Exercise task: Copy whichever lines contain the string "WASHER".

-------

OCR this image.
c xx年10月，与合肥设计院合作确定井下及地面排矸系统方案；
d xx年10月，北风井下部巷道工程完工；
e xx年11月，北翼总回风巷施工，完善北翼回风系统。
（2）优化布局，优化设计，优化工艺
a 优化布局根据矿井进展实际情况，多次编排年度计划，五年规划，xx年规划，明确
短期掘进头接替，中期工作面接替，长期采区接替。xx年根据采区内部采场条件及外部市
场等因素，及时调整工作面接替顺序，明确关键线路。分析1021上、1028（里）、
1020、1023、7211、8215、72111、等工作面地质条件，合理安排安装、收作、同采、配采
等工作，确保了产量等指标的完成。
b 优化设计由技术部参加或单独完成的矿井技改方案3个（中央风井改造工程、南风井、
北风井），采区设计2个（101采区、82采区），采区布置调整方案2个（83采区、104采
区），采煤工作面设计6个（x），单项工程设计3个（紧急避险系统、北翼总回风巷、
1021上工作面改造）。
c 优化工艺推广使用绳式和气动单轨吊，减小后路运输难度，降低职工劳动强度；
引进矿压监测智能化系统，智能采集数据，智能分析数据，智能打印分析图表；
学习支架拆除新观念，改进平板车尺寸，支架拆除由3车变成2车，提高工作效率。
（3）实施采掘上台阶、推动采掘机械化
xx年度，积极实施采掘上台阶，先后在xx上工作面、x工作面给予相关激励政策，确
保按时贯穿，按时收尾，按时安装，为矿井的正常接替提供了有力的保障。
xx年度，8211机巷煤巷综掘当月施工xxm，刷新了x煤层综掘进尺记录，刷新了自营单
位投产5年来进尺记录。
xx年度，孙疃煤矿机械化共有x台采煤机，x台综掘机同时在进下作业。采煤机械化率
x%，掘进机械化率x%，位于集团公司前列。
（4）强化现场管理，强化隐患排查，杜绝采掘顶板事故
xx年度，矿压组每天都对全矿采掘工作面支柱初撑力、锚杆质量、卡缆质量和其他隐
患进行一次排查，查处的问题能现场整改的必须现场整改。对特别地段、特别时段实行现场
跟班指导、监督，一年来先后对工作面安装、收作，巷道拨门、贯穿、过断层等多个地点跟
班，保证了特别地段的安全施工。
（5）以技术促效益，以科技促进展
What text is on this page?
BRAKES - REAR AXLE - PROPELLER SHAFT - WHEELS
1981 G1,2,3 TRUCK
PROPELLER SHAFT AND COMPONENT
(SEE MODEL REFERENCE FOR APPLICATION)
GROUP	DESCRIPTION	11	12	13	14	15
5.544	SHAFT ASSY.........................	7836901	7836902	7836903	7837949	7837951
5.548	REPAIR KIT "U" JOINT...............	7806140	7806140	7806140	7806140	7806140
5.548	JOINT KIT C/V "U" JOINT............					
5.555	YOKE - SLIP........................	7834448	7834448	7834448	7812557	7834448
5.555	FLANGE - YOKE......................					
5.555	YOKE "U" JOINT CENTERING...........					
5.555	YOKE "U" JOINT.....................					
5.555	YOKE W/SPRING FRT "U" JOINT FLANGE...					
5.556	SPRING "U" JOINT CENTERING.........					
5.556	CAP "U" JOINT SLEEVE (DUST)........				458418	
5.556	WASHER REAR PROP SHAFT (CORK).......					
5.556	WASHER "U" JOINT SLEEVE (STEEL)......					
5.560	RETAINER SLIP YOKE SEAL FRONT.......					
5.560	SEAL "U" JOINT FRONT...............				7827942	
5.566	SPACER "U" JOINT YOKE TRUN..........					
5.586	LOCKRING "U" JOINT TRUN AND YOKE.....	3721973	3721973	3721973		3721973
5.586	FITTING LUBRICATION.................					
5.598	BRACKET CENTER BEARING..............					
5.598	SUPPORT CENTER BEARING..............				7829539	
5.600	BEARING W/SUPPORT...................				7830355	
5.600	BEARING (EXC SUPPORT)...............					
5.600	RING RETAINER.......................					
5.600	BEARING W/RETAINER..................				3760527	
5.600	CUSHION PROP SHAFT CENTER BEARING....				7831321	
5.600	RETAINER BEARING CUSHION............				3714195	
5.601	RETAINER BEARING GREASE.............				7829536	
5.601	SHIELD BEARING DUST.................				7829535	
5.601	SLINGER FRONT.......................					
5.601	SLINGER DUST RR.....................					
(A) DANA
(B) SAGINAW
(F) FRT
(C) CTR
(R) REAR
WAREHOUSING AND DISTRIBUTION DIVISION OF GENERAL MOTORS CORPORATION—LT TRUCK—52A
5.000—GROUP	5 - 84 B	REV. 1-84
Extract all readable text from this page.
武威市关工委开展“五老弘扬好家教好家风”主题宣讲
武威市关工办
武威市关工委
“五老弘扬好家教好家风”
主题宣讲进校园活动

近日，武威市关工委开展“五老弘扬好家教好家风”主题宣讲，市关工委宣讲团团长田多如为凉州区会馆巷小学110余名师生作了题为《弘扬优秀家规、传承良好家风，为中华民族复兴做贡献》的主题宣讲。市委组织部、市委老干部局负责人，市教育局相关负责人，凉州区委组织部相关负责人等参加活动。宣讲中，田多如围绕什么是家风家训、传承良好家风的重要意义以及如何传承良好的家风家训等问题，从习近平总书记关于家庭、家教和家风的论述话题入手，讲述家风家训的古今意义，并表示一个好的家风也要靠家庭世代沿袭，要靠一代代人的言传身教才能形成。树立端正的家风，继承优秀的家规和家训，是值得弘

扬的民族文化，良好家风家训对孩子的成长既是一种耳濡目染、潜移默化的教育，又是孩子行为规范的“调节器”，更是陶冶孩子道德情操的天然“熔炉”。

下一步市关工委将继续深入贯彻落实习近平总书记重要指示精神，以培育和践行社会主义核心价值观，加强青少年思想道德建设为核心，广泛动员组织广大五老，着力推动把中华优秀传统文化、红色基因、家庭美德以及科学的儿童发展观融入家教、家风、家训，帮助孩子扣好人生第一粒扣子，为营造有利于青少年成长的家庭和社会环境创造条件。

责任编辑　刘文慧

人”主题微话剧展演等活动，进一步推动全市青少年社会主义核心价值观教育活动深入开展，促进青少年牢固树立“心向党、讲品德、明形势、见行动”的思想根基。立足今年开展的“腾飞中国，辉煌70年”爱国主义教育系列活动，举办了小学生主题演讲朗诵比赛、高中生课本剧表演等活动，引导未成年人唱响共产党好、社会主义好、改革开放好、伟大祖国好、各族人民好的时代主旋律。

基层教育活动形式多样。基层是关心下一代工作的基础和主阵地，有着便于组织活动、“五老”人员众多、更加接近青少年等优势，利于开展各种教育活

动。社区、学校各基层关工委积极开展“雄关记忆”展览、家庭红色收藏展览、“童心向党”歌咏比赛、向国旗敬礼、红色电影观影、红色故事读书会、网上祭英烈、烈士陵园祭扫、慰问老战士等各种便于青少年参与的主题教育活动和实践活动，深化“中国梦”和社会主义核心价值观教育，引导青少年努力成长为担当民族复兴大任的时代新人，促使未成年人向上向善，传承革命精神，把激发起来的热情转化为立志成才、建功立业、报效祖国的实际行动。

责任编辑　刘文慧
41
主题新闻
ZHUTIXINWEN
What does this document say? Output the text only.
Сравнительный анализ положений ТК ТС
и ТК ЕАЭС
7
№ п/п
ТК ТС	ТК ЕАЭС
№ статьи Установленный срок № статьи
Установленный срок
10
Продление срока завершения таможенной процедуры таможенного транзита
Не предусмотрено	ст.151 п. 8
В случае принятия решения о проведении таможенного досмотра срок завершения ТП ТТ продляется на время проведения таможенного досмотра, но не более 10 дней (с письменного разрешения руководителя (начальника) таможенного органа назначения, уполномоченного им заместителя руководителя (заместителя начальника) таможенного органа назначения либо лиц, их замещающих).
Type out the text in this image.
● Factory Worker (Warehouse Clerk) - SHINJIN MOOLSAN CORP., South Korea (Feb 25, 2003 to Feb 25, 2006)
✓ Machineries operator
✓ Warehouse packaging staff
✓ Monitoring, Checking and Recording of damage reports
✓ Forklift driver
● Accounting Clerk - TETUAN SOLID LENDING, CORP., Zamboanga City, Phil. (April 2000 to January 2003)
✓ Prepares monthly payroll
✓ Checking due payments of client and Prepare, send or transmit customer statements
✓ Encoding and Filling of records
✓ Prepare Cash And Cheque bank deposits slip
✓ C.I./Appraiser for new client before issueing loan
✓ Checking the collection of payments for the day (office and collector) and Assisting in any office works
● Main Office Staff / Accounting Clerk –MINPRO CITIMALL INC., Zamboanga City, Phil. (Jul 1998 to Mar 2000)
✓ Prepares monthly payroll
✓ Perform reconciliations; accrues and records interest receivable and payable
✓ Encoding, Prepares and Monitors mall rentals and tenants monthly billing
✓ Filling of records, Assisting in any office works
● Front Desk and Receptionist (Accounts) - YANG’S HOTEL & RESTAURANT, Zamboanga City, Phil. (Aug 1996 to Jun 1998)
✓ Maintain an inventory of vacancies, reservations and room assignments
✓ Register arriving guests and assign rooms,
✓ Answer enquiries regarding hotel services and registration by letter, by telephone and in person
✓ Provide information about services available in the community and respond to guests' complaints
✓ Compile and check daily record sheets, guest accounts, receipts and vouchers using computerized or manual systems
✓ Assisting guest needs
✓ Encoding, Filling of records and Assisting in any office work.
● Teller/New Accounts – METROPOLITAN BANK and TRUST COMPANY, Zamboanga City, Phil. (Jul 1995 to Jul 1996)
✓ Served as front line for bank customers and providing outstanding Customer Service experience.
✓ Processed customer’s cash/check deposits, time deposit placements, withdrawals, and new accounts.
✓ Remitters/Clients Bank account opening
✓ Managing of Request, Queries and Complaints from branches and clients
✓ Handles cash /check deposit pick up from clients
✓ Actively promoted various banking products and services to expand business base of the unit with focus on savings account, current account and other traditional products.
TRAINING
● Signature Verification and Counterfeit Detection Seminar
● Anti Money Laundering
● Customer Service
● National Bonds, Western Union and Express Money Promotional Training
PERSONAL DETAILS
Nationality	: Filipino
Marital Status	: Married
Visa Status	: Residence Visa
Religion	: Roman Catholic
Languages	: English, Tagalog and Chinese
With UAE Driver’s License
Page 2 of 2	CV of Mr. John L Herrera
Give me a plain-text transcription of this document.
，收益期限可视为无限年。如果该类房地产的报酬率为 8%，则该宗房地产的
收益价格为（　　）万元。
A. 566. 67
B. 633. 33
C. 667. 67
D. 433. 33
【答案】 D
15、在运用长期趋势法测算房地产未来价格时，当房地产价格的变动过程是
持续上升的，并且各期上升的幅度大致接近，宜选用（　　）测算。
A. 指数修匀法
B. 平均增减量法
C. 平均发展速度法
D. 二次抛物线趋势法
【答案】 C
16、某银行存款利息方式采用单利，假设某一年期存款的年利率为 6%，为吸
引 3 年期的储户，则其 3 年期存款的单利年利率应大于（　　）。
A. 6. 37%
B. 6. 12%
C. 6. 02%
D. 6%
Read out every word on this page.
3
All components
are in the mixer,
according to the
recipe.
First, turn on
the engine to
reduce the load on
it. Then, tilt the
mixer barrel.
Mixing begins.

-------

Reply:
5.556	WASHER REAR PROP SHAFT (CORK).......					
5.556	WASHER "U" JOINT SLEEVE (STEEL)......					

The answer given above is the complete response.